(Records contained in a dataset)
--- Begin ---

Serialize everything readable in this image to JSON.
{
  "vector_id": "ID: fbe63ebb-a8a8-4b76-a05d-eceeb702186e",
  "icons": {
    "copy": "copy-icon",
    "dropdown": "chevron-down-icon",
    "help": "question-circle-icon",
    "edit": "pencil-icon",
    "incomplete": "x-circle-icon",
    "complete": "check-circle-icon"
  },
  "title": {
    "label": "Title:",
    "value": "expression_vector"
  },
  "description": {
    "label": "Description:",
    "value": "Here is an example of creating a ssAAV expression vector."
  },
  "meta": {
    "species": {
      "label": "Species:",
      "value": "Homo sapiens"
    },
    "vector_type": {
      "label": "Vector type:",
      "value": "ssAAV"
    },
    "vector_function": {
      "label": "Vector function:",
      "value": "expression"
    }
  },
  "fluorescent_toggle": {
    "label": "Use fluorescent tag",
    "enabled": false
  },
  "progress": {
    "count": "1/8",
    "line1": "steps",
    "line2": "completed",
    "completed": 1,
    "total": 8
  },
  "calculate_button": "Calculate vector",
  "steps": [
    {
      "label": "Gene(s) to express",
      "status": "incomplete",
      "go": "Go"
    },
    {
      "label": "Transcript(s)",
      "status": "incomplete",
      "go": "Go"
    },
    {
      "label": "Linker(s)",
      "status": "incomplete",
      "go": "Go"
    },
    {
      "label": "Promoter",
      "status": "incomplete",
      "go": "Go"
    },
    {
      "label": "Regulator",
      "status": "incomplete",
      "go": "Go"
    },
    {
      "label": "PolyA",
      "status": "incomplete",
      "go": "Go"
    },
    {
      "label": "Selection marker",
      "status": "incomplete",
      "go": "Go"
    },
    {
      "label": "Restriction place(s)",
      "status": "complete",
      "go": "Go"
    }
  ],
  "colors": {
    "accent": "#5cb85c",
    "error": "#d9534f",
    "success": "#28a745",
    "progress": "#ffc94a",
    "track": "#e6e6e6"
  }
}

--- End ---

## [Goal]
Within the entries above, report how many lines include "value", and keep the answer to the number.

## [Solution for this problem]
5